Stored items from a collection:
"""

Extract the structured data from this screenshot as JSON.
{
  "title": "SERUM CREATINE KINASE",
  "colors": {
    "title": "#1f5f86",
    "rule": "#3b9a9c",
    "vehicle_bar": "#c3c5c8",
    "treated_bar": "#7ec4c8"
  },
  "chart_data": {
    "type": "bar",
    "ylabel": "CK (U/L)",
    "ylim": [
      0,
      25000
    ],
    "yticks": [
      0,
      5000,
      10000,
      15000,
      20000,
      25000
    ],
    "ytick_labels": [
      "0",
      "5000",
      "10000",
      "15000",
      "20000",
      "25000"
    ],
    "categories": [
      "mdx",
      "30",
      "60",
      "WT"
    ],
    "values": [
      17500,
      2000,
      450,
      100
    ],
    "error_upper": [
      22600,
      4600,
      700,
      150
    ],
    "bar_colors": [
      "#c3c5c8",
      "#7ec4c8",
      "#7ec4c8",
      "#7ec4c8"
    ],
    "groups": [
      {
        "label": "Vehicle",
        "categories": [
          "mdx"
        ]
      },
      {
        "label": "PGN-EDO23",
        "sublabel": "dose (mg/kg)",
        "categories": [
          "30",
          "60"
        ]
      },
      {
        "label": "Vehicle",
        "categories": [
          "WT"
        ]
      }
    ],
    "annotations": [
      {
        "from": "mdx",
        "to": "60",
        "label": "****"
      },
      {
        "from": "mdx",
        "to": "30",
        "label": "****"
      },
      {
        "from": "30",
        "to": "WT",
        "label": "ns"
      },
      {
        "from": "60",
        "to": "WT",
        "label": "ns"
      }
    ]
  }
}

"""

Select from the material above each line in which the string "title" appears, and list those lines.

  "title": "SERUM CREATINE KINASE",
    "title": "#1f5f86",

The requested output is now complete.